> _SET EXERCISE_:
Pull out the lines starting with the one that contains "place-date-field[interactable]: [105, 657, 145, 672]" and going on through the one that contains "received-date-label-cell: [307, 119, 441, 176]", including both, and copy them without any change.
:::::
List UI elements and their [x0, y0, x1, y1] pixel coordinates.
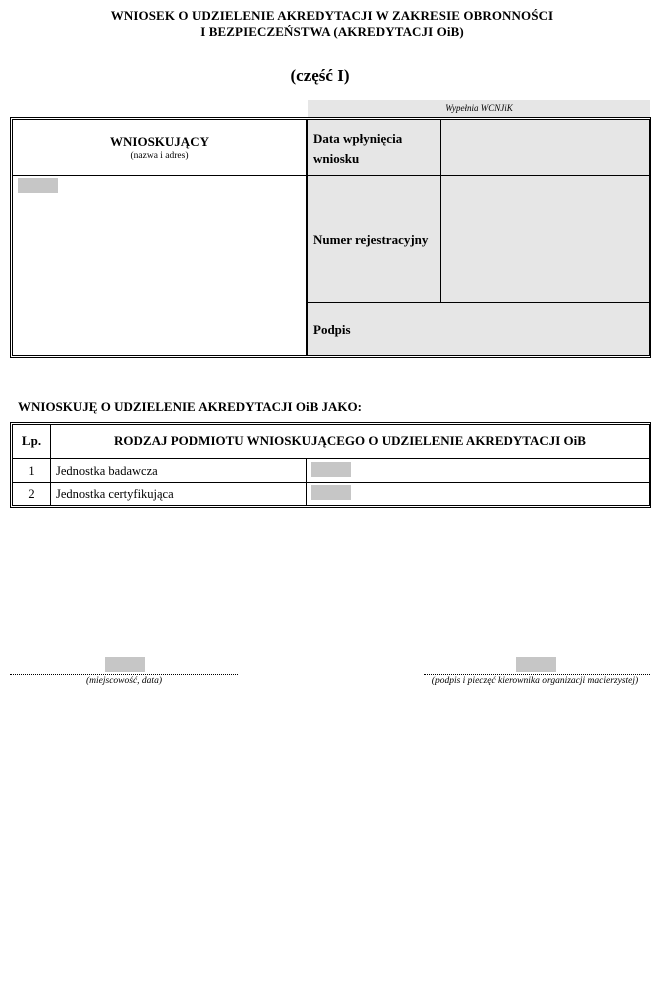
place-date-field[interactable]: [105, 657, 145, 672]
certification-unit-select-field[interactable]: [311, 485, 351, 500]
row-type-name-cell: [50, 458, 307, 483]
row-lp: 1: [28, 464, 35, 478]
received-date-label-line1: Data wpłynięcia: [313, 131, 403, 146]
place-date-caption: (miejscowość, data): [86, 676, 162, 686]
row-type-name: Jednostka certyfikująca: [56, 487, 174, 501]
row-selection-cell: [306, 458, 650, 483]
signature-cell: [307, 302, 650, 356]
row-type-name-cell: [50, 482, 307, 506]
manager-signature-caption: (podpis i pieczęć kierownika organizacji macierzystej): [431, 676, 639, 686]
applicant-subtitle: (nazwa i adres): [130, 151, 189, 161]
col-header-type: [50, 424, 650, 459]
table-row: [12, 482, 51, 506]
col-header-lp: [12, 424, 51, 459]
registration-number-value-cell: [440, 175, 650, 303]
form-title-line-1: WNIOSEK O UDZIELENIE AKREDYTACJI W ZAKRESIE OBRONNOŚCI: [110, 8, 554, 23]
filled-by-office-label: Wypełnia WCNJiK: [308, 100, 650, 117]
manager-signature-line: [424, 674, 650, 675]
row-lp: 2: [28, 487, 35, 501]
received-date-label-line2: wniosku: [313, 151, 360, 166]
applicant-title: WNIOSKUJĄCY: [110, 134, 209, 149]
row-type-name: Jednostka badawcza: [56, 464, 158, 478]
received-date-label-cell: [307, 119, 441, 176]
request-section-heading: WNIOSKUJĘ O UDZIELENIE AKREDYTACJI OiB JAKO:: [18, 399, 362, 414]
col-header-lp-text: Lp.: [21, 433, 42, 448]
table-row: [12, 458, 51, 483]
registration-number-label: Numer rejestracyjny: [313, 232, 429, 247]
received-date-value-cell: [440, 119, 650, 176]
applicant-header-cell: [12, 119, 307, 176]
form-part-label: (część I): [290, 66, 350, 85]
col-header-type-text: RODZAJ PODMIOTU WNIOSKUJĄCEGO O UDZIELENIE AKREDYTACJI OiB: [114, 433, 586, 448]
applicant-form-field[interactable]: [18, 178, 58, 193]
applicant-name-address-field[interactable]: [12, 175, 307, 356]
research-unit-select-field[interactable]: [311, 462, 351, 477]
row-selection-cell: [306, 482, 650, 506]
place-date-line: [10, 674, 238, 675]
registration-number-label-cell: [307, 175, 441, 303]
signature-label: Podpis: [313, 322, 351, 337]
form-title-line-2: I BEZPIECZEŃSTWA (AKREDYTACJI OiB): [200, 24, 464, 39]
manager-signature-field[interactable]: [516, 657, 556, 672]
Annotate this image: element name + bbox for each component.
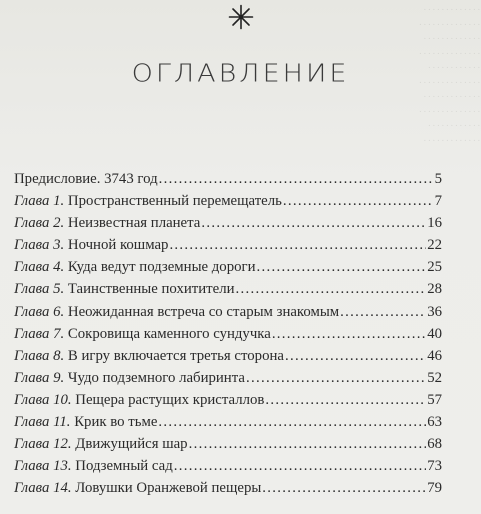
toc-entry	[14, 477, 442, 499]
toc-entry-label	[14, 190, 282, 212]
toc-entry-label	[14, 234, 168, 256]
page-number: 22	[427, 237, 442, 254]
dot-leader	[283, 190, 433, 212]
page-number: 63	[427, 414, 442, 431]
dot-leader	[265, 389, 426, 411]
page-title: ОГЛАВЛЕНИЕ	[131, 59, 350, 88]
toc-entry	[14, 367, 442, 389]
chapter-number: Глава 11.	[14, 414, 71, 431]
toc-entry	[14, 278, 442, 300]
toc-entry	[14, 455, 442, 477]
page-number: 40	[427, 325, 442, 342]
page-number: 52	[427, 369, 442, 386]
toc-entry-label	[14, 212, 200, 234]
toc-entry-label	[14, 278, 235, 300]
toc-entry-label	[14, 323, 271, 345]
chapter-number: Глава 6.	[14, 303, 65, 320]
toc-entry-label	[14, 345, 284, 367]
page-number: 57	[427, 391, 442, 408]
toc-entry-label	[14, 301, 339, 323]
chapter-number: Глава 2.	[14, 215, 65, 232]
chapter-number: Глава 3.	[14, 237, 65, 254]
chapter-title: Пещера растущих кристаллов	[75, 391, 265, 408]
chapter-title: Чудо подземного лабиринта	[67, 369, 245, 386]
dot-leader	[272, 323, 426, 345]
page-number: 46	[427, 347, 442, 364]
toc-entry	[14, 389, 442, 411]
chapter-title: Движущийся шар	[75, 436, 188, 453]
chapter-title: Ночной кошмар	[67, 237, 169, 254]
toc-entry	[14, 301, 442, 323]
toc-entry	[14, 345, 442, 367]
dot-leader	[340, 301, 426, 323]
dot-leader	[201, 212, 426, 234]
dot-leader	[246, 367, 426, 389]
chapter-title: Пространственный перемещатель	[67, 193, 282, 210]
toc-entry-label	[14, 477, 261, 499]
chapter-number: Глава 5.	[14, 281, 65, 298]
dot-leader	[236, 278, 427, 300]
chapter-number: Глава 1.	[14, 193, 65, 210]
chapter-title: Неизвестная планета	[67, 215, 201, 232]
dot-leader	[189, 433, 427, 455]
chapter-number: Глава 8.	[14, 347, 65, 364]
page-number: 7	[434, 193, 442, 210]
dot-leader	[262, 477, 426, 499]
chapter-title: Предисловие. 3743 год	[14, 171, 158, 187]
page-number: 5	[434, 171, 442, 187]
page-number: 79	[427, 480, 442, 497]
chapter-title: Сокровища каменного сундучка	[67, 325, 271, 342]
chapter-number: Глава 12.	[14, 436, 72, 453]
chapter-number: Глава 7.	[14, 325, 65, 342]
page-number: 28	[427, 281, 442, 298]
bleed-through-text: . . . . . . . . . . . . . . . . . . . . . . . . . . . . . . . . . . . . . . . . . . . . . . . . . . . . . . . . . . . . . . . . . . . . . . . . . . . . . . . . . . . . . . . . . . . . . . . . . . . . . . . . . . . . . . . . . . . . . . . . . . . . . . . . . . . .	[419, 2, 480, 143]
chapter-title: Крик во тьме	[74, 414, 158, 431]
chapter-number: Глава 14.	[14, 480, 72, 497]
dot-leader	[158, 411, 426, 433]
chapter-number: Глава 13.	[14, 458, 72, 475]
chapter-number: Глава 9.	[14, 369, 65, 386]
toc-entry	[14, 323, 442, 345]
dot-leader	[159, 168, 433, 190]
toc-entry	[14, 256, 442, 278]
star-burst-icon	[0, 4, 481, 35]
toc-entry	[14, 190, 442, 212]
chapter-title: В игру включается третья сторона	[67, 347, 284, 364]
toc-entry	[14, 168, 442, 190]
dot-leader	[257, 256, 427, 278]
toc-entry	[14, 433, 442, 455]
chapter-title: Ловушки Оранжевой пещеры	[75, 480, 262, 497]
toc-entry-label	[14, 433, 188, 455]
page-number: 68	[427, 436, 442, 453]
toc-entry-label	[14, 411, 157, 433]
toc-entry-label	[14, 455, 173, 477]
dot-leader	[169, 234, 426, 256]
table-of-contents	[14, 168, 442, 499]
page-number: 25	[427, 259, 442, 276]
chapter-title: Таинственные похитители	[67, 281, 235, 298]
toc-entry	[14, 234, 442, 256]
chapter-number: Глава 10.	[14, 391, 72, 408]
toc-entry-label	[14, 389, 264, 411]
chapter-title: Подземный сад	[75, 458, 173, 475]
toc-entry	[14, 411, 442, 433]
page-number: 16	[427, 215, 442, 232]
toc-entry-label	[14, 168, 158, 190]
chapter-title: Куда ведут подземные дороги	[67, 259, 256, 276]
dot-leader	[174, 455, 426, 477]
toc-entry	[14, 212, 442, 234]
chapter-title: Неожиданная встреча со старым знакомым	[67, 303, 340, 320]
toc-entry-label	[14, 256, 256, 278]
toc-entry-label	[14, 367, 245, 389]
dot-leader	[285, 345, 426, 367]
chapter-number: Глава 4.	[14, 259, 65, 276]
page-number: 36	[427, 303, 442, 320]
page-number: 73	[427, 458, 442, 475]
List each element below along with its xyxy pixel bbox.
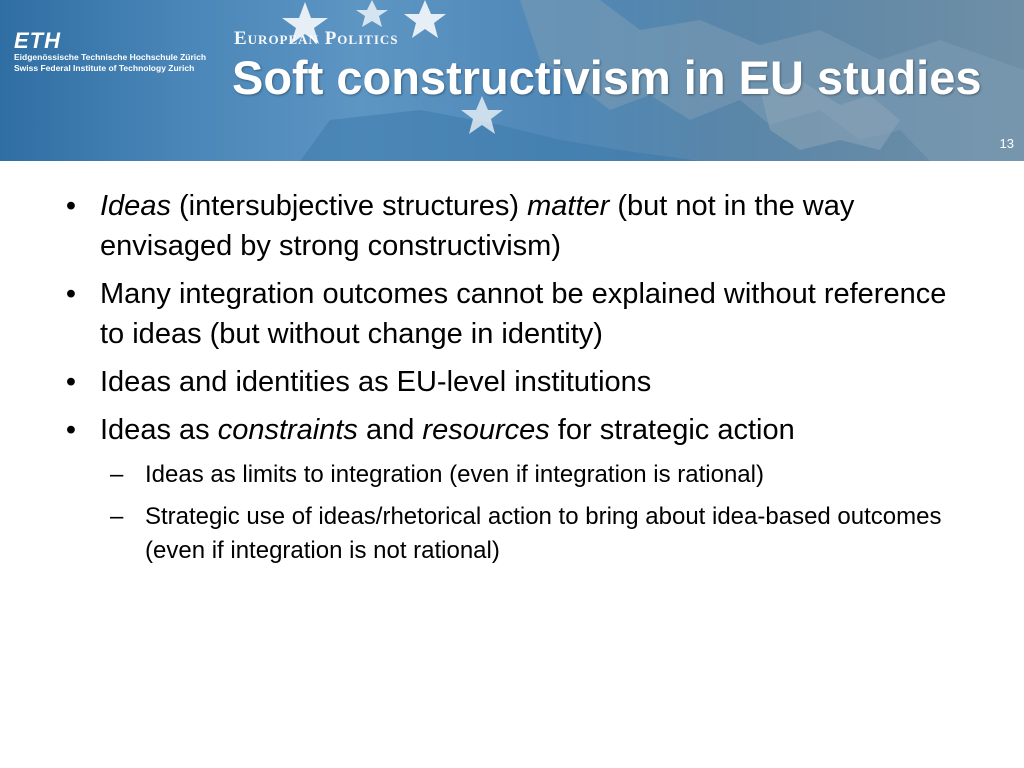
bullet-text-part: (intersubjective structures) [170, 190, 528, 222]
bullet-marker: • [65, 414, 77, 446]
sub-bullet-item [56, 500, 976, 568]
bullet-item [56, 410, 976, 450]
logo-line-2: Swiss Federal Institute of Technology Zurich [14, 63, 195, 73]
sub-bullet-marker: – [110, 503, 124, 530]
bullet-text-part: Ideas as [100, 414, 218, 446]
bullet-text-part: for strategic action [549, 414, 795, 446]
bullet-text-part: Ideas [100, 190, 171, 222]
bullet-item [56, 362, 976, 402]
bullet-text-part: Many integration outcomes cannot be explained without reference to ideas (but without change in identity) [100, 278, 947, 350]
course-label: European Politics [234, 28, 399, 49]
bullet-text-part: (but not in the way envisaged by strong constructivism) [100, 190, 855, 262]
bullet-item [56, 274, 976, 354]
bullet-marker: • [65, 366, 77, 398]
bullet-text-part: and [357, 414, 423, 446]
logo-mark: ETH [14, 28, 61, 53]
sub-bullet-item [56, 458, 976, 492]
bullet-text-part: matter [527, 190, 610, 222]
bullet-text-part: Ideas and identities as EU-level institutions [100, 366, 652, 398]
bullet-text-part: resources [422, 414, 550, 446]
sub-bullet-marker: – [110, 461, 124, 488]
slide-content [56, 186, 976, 576]
sub-bullet-text: Ideas as limits to integration (even if integration is rational) [145, 461, 764, 488]
bullet-text-part: constraints [217, 414, 358, 446]
header-banner [0, 0, 1024, 161]
slide-title: Soft constructivism in EU studies [232, 51, 982, 104]
logo-line-1: Eidgenössische Technische Hochschule Zürich [14, 52, 207, 62]
slide-number: 13 [999, 136, 1014, 151]
bullet-item [56, 186, 976, 266]
sub-bullet-text: Strategic use of ideas/rhetorical action to bring about idea-based outcomes (even if integration is not rational) [145, 503, 942, 564]
bullet-marker: • [65, 190, 77, 222]
eth-logo [14, 30, 206, 74]
bullet-marker: • [65, 278, 77, 310]
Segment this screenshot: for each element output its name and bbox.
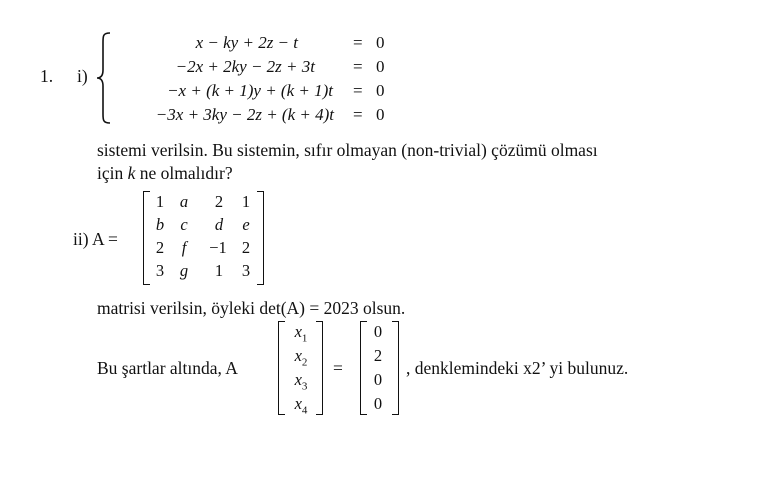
x-vector-left-bracket xyxy=(278,321,285,415)
equation-lhs: x − ky + 2z − t xyxy=(195,33,298,52)
part-i-question xyxy=(97,163,233,184)
b-vector-entry: 0 xyxy=(373,322,383,341)
b-vector-entry: 0 xyxy=(373,370,383,389)
question-prefix: için xyxy=(97,163,128,183)
b-vector-left-bracket xyxy=(360,321,367,415)
equation-lhs: −x + (k + 1)y + (k + 1)t xyxy=(167,81,333,100)
part-i-label: i) xyxy=(77,66,88,86)
x-vector-right-bracket xyxy=(316,321,323,415)
matrix-cell: f xyxy=(181,238,187,257)
matrix-cell: 2 xyxy=(241,238,251,257)
condition-prefix: Bu şartlar altında, A xyxy=(97,358,238,378)
question-suffix: ne olmalıdır? xyxy=(135,163,233,183)
matrix-cell: 2 xyxy=(155,238,165,257)
vector-equals: = xyxy=(333,358,343,378)
matrix-cell: 1 xyxy=(241,192,251,211)
x-vector-entry: $x_4$ xyxy=(294,394,308,417)
equation-equals: = xyxy=(353,57,363,76)
b-vector-entry: 0 xyxy=(373,394,383,413)
equation-lhs: −3x + 3ky − 2z + (k + 4)t xyxy=(155,105,334,124)
part-ii-label: ii) A = xyxy=(73,229,118,249)
equation-equals: = xyxy=(353,33,363,52)
matrix-cell: c xyxy=(180,215,188,234)
equation-equals: = xyxy=(353,81,363,100)
matrix-cell: −1 xyxy=(209,238,227,257)
matrix-cell: 3 xyxy=(241,261,251,280)
matrix-cell: d xyxy=(214,215,224,234)
equation-rhs: 0 xyxy=(376,57,385,76)
matrix-cell: 2 xyxy=(214,192,224,211)
determinant-statement: matrisi verilsin, öyleki det(A) = 2023 olsun. xyxy=(97,298,406,318)
equation-rhs: 0 xyxy=(376,33,385,52)
matrix-cell: e xyxy=(242,215,250,234)
part-i-text: sistemi verilsin. Bu sistemin, sıfır olmayan (non-trivial) çözümü olması xyxy=(97,140,598,160)
x-vector-entry: $x_3$ xyxy=(294,370,308,393)
matrix-cell: b xyxy=(155,215,165,234)
matrix-cell: g xyxy=(179,261,189,280)
x-vector-entry: $x_1$ xyxy=(294,322,308,345)
equation-lhs: −2x + 2ky − 2z + 3t xyxy=(175,57,315,76)
part-ii-text xyxy=(97,298,405,319)
matrix-cell: 1 xyxy=(155,192,165,211)
condition-suffix: , denklemindeki x2’ yi bulunuz. xyxy=(406,358,629,378)
problem-number: 1. xyxy=(40,66,54,86)
matrix-cell: 3 xyxy=(155,261,165,280)
equation-rhs: 0 xyxy=(376,105,385,124)
equation-rhs: 0 xyxy=(376,81,385,100)
matrix-cell: a xyxy=(179,192,189,211)
equation-equals: = xyxy=(353,105,363,124)
variable-k: k xyxy=(127,163,136,183)
x-vector-entry: $x_2$ xyxy=(294,346,308,369)
matrix-right-bracket xyxy=(257,191,264,285)
b-vector-right-bracket xyxy=(392,321,399,415)
b-vector-entry: 2 xyxy=(373,346,383,365)
matrix-cell: 1 xyxy=(214,261,224,280)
:::::
> _RESULT_:
place-date-field[interactable]: [105, 657, 145, 672]
certification-unit-select-field[interactable]: [311, 485, 351, 500]
row-type-name-cell: [50, 458, 307, 483]
row-lp: 1: [28, 464, 35, 478]
received-date-label-line1: Data wpłynięcia: [313, 131, 403, 146]
place-date-caption: (miejscowość, data): [86, 676, 162, 686]
row-type-name: Jednostka certyfikująca: [56, 487, 174, 501]
row-selection-cell: [306, 458, 650, 483]
signature-cell: [307, 302, 650, 356]
row-type-name-cell: [50, 482, 307, 506]
manager-signature-caption: (podpis i pieczęć kierownika organizacji macierzystej): [431, 676, 639, 686]
applicant-subtitle: (nazwa i adres): [130, 151, 189, 161]
col-header-type: [50, 424, 650, 459]
table-row: [12, 482, 51, 506]
col-header-lp: [12, 424, 51, 459]
registration-number-value-cell: [440, 175, 650, 303]
form-title-line-1: WNIOSEK O UDZIELENIE AKREDYTACJI W ZAKRESIE OBRONNOŚCI: [110, 8, 554, 23]
filled-by-office-label: Wypełnia WCNJiK: [308, 100, 650, 117]
manager-signature-line: [424, 674, 650, 675]
row-lp: 2: [28, 487, 35, 501]
received-date-label-line2: wniosku: [313, 151, 360, 166]
applicant-title: WNIOSKUJĄCY: [110, 134, 209, 149]
row-type-name: Jednostka badawcza: [56, 464, 158, 478]
received-date-label-cell: [307, 119, 441, 176]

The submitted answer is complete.